*JOB:*
Copy verbatim every line from the start of the material down to the line containing "bbox=[362, 251, 552, 271]", including that line.

Some records
▶

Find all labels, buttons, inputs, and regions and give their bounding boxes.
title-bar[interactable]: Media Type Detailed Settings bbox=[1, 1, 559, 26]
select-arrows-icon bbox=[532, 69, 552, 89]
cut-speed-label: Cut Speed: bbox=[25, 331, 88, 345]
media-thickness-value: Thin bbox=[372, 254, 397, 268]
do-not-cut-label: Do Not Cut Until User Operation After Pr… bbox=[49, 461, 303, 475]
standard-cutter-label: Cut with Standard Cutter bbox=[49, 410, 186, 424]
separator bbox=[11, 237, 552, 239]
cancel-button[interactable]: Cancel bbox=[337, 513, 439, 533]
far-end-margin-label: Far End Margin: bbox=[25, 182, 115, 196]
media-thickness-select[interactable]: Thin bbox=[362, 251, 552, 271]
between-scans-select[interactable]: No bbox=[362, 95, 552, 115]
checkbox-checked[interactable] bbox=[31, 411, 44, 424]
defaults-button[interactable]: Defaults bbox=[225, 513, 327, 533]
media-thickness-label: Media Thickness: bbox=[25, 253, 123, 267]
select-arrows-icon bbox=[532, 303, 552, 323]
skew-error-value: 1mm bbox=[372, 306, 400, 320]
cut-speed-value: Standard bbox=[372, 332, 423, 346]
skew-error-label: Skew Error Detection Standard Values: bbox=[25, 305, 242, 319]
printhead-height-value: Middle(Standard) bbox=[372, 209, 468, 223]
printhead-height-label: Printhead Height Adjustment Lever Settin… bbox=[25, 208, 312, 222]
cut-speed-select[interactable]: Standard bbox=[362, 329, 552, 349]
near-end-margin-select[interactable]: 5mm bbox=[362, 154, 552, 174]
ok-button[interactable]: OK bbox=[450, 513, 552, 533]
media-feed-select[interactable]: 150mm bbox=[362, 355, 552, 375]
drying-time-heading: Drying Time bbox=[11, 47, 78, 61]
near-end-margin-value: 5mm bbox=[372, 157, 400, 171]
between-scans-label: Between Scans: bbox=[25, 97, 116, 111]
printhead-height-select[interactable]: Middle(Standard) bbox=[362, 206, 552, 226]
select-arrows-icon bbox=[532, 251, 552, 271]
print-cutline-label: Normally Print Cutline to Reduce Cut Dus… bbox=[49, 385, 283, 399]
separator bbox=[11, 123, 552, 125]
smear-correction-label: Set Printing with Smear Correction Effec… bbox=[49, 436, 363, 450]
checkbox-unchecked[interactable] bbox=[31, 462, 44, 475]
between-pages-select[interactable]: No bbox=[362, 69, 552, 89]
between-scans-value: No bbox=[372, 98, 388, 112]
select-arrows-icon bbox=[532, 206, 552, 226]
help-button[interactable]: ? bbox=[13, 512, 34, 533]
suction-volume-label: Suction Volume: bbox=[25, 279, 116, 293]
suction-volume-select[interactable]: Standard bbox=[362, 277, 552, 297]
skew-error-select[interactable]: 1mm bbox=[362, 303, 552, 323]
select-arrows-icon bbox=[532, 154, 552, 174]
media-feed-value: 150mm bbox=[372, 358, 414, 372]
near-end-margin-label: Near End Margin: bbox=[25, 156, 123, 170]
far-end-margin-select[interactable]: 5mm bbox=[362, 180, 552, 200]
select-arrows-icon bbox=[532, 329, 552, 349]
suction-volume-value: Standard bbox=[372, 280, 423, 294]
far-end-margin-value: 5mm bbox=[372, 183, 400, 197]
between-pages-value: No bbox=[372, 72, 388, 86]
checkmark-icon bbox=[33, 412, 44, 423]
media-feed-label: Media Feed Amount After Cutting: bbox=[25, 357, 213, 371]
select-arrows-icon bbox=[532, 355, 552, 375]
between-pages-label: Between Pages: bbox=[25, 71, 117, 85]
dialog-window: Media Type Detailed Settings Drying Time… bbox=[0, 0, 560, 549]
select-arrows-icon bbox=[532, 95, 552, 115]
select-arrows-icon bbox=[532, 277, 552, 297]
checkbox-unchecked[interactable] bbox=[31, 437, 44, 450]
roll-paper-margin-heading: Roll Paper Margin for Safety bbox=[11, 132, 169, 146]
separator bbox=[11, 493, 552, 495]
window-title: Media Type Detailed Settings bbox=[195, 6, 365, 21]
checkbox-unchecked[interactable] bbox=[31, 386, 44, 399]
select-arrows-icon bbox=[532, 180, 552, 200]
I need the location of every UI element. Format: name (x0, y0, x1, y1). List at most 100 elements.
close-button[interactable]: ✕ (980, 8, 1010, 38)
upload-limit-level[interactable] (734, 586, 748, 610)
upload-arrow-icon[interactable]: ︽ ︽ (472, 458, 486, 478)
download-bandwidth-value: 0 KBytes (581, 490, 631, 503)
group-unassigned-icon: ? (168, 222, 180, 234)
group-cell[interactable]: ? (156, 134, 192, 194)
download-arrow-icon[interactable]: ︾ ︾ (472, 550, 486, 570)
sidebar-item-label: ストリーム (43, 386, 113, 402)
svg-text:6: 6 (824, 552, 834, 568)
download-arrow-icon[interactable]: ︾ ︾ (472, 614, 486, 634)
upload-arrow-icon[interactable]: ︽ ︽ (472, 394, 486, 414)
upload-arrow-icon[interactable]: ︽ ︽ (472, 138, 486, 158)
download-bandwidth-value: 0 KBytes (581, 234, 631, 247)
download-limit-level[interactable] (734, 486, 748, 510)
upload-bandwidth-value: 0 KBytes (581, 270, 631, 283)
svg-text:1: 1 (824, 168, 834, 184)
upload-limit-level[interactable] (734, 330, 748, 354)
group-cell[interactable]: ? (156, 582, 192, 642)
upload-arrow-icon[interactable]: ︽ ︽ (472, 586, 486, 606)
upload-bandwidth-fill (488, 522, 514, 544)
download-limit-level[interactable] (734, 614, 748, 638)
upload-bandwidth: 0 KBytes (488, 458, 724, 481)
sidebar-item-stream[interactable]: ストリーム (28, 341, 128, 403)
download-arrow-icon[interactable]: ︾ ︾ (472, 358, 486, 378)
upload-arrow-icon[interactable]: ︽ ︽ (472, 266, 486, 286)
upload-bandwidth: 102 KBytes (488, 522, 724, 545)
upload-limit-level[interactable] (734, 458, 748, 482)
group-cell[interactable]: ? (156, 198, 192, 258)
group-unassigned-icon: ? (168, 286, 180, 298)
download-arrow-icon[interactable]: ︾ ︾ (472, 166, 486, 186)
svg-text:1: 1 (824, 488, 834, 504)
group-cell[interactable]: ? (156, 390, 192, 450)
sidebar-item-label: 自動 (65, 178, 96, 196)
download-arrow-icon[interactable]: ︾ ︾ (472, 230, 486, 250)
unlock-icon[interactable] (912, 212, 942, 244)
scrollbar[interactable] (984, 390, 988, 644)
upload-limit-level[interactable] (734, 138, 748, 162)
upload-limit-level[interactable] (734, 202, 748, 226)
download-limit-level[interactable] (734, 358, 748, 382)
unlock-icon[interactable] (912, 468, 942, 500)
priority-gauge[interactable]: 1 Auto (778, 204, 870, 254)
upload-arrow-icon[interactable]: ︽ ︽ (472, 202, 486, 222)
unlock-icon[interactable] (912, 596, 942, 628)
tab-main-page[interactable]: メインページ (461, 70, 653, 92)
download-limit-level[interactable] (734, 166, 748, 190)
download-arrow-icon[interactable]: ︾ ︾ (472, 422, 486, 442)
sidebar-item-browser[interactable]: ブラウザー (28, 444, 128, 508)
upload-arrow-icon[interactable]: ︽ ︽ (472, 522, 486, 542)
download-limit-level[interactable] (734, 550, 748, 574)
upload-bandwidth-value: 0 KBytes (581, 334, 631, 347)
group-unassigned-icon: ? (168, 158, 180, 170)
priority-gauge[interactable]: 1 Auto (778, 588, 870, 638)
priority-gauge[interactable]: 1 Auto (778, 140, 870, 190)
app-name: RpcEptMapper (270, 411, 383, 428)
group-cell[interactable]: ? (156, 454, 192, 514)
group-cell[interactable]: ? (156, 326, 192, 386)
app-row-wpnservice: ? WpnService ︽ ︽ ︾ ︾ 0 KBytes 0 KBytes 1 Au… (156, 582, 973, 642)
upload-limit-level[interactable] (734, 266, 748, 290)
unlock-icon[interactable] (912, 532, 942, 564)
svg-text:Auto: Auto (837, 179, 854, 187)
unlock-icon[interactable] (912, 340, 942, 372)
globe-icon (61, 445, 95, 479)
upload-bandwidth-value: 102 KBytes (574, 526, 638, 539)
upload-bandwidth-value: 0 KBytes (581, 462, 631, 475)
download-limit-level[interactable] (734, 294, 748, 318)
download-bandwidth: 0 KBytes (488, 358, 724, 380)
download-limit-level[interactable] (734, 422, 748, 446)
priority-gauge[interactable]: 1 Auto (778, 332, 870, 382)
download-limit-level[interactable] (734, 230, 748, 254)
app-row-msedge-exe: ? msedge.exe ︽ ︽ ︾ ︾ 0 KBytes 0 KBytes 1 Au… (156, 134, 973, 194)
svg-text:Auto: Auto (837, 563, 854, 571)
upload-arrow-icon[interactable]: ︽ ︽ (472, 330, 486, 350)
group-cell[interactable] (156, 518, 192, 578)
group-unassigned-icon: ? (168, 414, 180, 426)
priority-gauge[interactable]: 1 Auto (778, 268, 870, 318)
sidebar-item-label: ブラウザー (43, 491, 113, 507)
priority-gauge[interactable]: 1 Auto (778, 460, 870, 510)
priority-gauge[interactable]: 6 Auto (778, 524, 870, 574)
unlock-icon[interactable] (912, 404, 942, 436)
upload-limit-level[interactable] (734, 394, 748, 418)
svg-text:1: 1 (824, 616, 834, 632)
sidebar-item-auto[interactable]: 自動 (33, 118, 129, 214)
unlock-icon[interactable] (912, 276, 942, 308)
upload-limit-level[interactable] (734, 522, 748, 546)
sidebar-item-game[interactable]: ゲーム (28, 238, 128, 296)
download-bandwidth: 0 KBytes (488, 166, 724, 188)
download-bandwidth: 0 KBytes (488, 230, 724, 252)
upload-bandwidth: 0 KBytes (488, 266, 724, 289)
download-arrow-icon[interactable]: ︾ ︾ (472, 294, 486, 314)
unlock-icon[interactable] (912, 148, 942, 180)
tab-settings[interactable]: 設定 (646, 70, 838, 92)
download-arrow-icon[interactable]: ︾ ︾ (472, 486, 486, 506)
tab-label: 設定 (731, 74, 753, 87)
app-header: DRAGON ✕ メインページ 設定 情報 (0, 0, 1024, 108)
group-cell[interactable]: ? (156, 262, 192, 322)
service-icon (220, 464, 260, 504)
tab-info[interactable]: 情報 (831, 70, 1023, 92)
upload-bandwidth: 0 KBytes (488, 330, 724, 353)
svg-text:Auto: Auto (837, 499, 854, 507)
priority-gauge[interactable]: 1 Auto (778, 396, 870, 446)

◀

*PROBLEM SOLUTION:*
Find all labels, buttons, inputs, and regions and give their bounding boxes.
title-bar[interactable]: Media Type Detailed Settings bbox=[1, 1, 559, 26]
select-arrows-icon bbox=[532, 69, 552, 89]
cut-speed-label: Cut Speed: bbox=[25, 331, 88, 345]
media-thickness-value: Thin bbox=[372, 254, 397, 268]
do-not-cut-label: Do Not Cut Until User Operation After Pr… bbox=[49, 461, 303, 475]
standard-cutter-label: Cut with Standard Cutter bbox=[49, 410, 186, 424]
separator bbox=[11, 237, 552, 239]
cancel-button[interactable]: Cancel bbox=[337, 513, 439, 533]
far-end-margin-label: Far End Margin: bbox=[25, 182, 115, 196]
media-thickness-select[interactable]: Thin bbox=[362, 251, 552, 271]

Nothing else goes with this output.